» Stated goal:
Narrow the data below down to the lines containing "text".

Items from a figure collection
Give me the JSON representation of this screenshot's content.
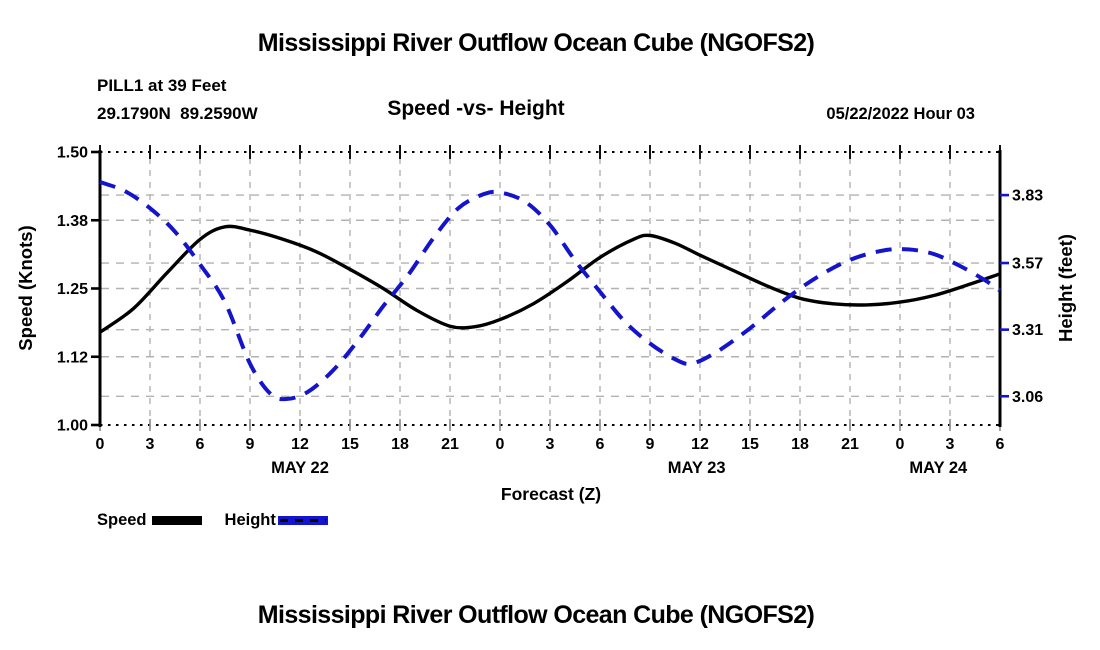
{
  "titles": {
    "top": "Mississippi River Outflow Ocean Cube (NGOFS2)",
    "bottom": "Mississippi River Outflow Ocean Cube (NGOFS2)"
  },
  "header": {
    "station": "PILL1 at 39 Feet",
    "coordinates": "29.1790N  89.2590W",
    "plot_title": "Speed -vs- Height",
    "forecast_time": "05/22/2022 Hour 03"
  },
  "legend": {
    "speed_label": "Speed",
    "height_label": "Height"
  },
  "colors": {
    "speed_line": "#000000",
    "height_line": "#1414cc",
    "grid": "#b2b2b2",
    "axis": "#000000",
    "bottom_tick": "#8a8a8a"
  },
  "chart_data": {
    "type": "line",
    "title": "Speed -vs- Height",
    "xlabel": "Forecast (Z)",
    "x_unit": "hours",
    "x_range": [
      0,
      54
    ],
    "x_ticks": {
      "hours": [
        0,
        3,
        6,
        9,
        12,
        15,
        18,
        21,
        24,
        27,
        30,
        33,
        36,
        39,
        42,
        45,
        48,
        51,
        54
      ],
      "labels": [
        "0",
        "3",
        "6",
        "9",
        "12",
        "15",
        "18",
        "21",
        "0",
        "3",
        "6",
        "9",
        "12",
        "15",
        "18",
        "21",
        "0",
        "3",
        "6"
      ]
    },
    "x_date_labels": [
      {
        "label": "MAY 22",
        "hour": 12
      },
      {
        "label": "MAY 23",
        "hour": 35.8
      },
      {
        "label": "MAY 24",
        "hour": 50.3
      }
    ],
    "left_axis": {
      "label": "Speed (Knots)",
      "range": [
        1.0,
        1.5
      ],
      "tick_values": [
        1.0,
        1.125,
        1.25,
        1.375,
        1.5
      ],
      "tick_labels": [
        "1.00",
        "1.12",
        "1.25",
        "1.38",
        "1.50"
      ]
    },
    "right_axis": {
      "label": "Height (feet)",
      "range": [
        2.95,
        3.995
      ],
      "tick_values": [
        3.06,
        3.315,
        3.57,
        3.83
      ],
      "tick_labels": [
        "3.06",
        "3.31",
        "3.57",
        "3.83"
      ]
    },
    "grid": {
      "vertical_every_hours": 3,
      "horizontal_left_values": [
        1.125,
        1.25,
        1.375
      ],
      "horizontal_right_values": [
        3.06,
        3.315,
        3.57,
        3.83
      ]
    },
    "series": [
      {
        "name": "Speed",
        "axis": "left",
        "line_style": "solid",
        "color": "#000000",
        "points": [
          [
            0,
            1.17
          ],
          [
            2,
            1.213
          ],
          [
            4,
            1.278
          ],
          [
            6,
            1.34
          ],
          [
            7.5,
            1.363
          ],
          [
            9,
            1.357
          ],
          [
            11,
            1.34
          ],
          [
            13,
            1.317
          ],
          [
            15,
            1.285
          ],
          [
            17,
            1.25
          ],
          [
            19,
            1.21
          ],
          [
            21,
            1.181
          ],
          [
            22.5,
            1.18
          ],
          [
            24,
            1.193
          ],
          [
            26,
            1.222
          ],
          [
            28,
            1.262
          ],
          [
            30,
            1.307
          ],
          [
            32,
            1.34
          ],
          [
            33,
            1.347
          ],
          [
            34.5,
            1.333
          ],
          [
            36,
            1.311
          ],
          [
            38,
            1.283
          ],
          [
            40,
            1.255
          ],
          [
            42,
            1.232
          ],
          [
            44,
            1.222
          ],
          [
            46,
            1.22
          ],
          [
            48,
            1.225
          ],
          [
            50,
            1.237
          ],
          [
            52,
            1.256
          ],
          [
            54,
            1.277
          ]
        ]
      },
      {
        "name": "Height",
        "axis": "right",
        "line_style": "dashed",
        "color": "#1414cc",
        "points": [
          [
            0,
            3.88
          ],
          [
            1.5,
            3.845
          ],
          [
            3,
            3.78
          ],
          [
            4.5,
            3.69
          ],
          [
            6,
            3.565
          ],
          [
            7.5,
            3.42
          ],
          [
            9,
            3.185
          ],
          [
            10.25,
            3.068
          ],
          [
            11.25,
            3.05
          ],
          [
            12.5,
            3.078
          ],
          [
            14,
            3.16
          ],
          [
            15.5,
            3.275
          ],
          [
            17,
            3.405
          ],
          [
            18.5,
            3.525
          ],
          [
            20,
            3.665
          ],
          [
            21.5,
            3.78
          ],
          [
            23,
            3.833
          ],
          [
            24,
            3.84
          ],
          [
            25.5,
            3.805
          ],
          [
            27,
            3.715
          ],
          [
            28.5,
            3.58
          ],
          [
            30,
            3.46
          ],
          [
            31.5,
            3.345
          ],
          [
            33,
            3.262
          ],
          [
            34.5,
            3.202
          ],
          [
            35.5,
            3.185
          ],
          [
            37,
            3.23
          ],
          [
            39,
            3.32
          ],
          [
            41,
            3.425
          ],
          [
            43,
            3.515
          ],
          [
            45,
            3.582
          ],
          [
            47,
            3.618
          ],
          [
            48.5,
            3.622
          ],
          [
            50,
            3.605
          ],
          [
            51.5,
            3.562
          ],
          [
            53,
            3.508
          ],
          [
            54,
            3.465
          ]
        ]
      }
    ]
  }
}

--

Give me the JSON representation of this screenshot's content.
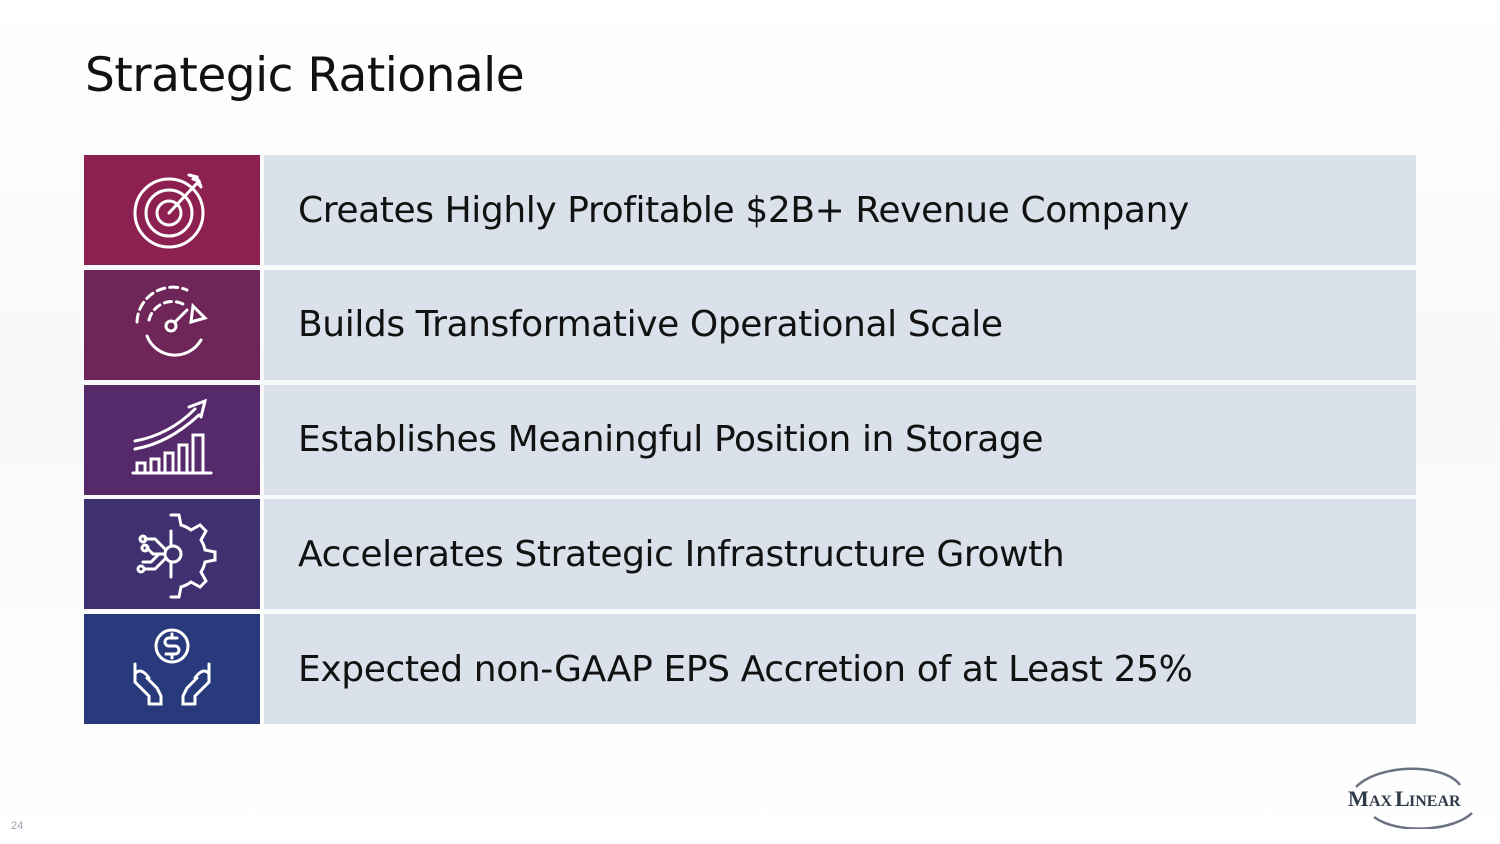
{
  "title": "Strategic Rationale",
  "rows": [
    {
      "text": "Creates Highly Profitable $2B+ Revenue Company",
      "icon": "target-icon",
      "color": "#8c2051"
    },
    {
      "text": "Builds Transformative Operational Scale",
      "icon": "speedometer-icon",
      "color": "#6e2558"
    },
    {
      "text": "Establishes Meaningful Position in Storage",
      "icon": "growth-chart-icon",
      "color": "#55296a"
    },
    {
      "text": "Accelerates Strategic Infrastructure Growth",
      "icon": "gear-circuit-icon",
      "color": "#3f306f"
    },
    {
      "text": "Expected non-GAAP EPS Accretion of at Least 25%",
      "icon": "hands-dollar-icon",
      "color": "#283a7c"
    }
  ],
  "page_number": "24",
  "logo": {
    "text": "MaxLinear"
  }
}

* * *

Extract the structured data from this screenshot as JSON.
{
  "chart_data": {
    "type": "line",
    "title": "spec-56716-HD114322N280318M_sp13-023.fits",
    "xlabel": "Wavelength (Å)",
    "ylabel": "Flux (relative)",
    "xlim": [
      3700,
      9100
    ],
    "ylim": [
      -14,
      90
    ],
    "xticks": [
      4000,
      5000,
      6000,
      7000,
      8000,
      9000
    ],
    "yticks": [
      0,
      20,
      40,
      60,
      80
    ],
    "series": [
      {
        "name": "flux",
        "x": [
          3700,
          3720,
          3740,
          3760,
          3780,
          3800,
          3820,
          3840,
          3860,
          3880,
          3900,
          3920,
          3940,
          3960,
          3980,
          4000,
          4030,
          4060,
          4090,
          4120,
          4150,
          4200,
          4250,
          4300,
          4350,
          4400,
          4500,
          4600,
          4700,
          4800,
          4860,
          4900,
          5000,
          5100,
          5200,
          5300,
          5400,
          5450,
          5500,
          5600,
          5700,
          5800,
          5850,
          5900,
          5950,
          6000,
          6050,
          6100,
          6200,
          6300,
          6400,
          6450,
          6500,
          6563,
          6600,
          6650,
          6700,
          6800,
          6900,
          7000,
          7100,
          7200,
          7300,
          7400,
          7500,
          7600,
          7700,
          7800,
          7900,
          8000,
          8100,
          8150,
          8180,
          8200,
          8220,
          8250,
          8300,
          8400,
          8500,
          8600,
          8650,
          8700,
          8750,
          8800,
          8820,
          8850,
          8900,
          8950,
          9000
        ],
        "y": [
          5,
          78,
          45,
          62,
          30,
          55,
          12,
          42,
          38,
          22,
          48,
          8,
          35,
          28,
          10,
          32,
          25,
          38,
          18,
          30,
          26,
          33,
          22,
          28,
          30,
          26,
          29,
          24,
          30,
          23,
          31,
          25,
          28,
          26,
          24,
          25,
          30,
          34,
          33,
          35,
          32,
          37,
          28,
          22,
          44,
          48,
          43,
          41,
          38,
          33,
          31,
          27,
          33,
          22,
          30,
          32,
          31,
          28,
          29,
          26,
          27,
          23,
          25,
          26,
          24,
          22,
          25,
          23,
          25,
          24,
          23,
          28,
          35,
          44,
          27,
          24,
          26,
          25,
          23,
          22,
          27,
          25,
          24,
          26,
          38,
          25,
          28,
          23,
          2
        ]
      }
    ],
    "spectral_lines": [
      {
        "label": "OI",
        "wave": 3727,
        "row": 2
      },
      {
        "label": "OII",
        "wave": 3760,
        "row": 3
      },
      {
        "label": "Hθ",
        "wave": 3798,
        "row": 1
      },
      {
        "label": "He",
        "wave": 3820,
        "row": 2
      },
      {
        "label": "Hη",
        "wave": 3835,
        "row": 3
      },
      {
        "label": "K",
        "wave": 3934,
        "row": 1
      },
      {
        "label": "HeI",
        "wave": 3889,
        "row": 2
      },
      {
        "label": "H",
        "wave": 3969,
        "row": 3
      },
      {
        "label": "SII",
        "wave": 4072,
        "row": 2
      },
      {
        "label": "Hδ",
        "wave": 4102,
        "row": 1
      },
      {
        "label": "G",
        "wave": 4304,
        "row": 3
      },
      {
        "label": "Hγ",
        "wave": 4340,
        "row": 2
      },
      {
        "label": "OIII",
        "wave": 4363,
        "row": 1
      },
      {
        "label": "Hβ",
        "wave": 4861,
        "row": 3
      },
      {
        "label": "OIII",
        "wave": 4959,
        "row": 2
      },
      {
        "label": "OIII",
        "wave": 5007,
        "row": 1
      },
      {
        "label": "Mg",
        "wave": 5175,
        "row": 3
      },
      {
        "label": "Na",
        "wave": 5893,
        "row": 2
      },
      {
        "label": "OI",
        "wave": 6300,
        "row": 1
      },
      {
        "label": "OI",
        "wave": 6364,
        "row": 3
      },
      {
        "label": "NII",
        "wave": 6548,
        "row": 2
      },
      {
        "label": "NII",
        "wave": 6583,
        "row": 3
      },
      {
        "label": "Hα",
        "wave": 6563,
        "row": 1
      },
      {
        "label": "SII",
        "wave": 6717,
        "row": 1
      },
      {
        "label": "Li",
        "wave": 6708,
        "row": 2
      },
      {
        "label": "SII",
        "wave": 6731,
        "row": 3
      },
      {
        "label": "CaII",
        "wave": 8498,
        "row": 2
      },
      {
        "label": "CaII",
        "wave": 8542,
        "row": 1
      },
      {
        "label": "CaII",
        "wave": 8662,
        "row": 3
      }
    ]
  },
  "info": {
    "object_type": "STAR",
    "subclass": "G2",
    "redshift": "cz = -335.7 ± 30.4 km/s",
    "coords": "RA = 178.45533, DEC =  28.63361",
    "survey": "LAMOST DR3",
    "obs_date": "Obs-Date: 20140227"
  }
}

» Task output:
      "text": "Creates Highly Profitable $2B+ Revenue Company",
      "text": "Builds Transformative Operational Scale",
      "text": "Establishes Meaningful Position in Storage",
      "text": "Accelerates Strategic Infrastructure Growth",
      "text": "Expected non-GAAP EPS Accretion of at Least 25%",
    "text": "MaxLinear"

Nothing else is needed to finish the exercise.